__Directive__. Output the material beneath exactly, leaving nothing out.
** BEGIN **
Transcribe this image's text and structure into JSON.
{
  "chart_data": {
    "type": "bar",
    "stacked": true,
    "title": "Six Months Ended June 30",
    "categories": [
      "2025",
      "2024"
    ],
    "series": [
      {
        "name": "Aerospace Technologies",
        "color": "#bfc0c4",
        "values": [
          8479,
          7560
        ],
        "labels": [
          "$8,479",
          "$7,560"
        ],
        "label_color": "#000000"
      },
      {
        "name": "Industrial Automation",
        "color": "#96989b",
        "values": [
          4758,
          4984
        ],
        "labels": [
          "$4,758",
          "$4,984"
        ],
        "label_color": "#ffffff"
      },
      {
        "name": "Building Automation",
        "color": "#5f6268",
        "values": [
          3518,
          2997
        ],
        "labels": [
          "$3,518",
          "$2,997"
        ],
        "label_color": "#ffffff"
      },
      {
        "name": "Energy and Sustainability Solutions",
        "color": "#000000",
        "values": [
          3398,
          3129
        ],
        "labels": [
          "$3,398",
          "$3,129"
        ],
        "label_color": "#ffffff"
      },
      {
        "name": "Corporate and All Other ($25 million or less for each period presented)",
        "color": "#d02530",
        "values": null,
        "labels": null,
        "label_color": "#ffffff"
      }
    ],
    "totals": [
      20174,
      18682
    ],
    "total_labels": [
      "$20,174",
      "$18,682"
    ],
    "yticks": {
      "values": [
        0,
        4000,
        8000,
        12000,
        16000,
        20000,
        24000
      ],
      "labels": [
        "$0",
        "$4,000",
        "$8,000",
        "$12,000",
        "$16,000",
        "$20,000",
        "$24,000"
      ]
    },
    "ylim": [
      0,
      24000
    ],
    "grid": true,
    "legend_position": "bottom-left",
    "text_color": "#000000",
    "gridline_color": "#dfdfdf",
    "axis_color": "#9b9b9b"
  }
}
** END **
__Final answer__.
Transcribe this image's text and structure into JSON.
{
  "chart_data": {
    "type": "bar",
    "stacked": true,
    "title": "Six Months Ended June 30",
    "categories": [
      "2025",
      "2024"
    ],
    "series": [
      {
        "name": "Aerospace Technologies",
        "color": "#bfc0c4",
        "values": [
          8479,
          7560
        ],
        "labels": [
          "$8,479",
          "$7,560"
        ],
        "label_color": "#000000"
      },
      {
        "name": "Industrial Automation",
        "color": "#96989b",
        "values": [
          4758,
          4984
        ],
        "labels": [
          "$4,758",
          "$4,984"
        ],
        "label_color": "#ffffff"
      },
      {
        "name": "Building Automation",
        "color": "#5f6268",
        "values": [
          3518,
          2997
        ],
        "labels": [
          "$3,518",
          "$2,997"
        ],
        "label_color": "#ffffff"
      },
      {
        "name": "Energy and Sustainability Solutions",
        "color": "#000000",
        "values": [
          3398,
          3129
        ],
        "labels": [
          "$3,398",
          "$3,129"
        ],
        "label_color": "#ffffff"
      },
      {
        "name": "Corporate and All Other ($25 million or less for each period presented)",
        "color": "#d02530",
        "values": null,
        "labels": null,
        "label_color": "#ffffff"
      }
    ],
    "totals": [
      20174,
      18682
    ],
    "total_labels": [
      "$20,174",
      "$18,682"
    ],
    "yticks": {
      "values": [
        0,
        4000,
        8000,
        12000,
        16000,
        20000,
        24000
      ],
      "labels": [
        "$0",
        "$4,000",
        "$8,000",
        "$12,000",
        "$16,000",
        "$20,000",
        "$24,000"
      ]
    },
    "ylim": [
      0,
      24000
    ],
    "grid": true,
    "legend_position": "bottom-left",
    "text_color": "#000000",
    "gridline_color": "#dfdfdf",
    "axis_color": "#9b9b9b"
  }
}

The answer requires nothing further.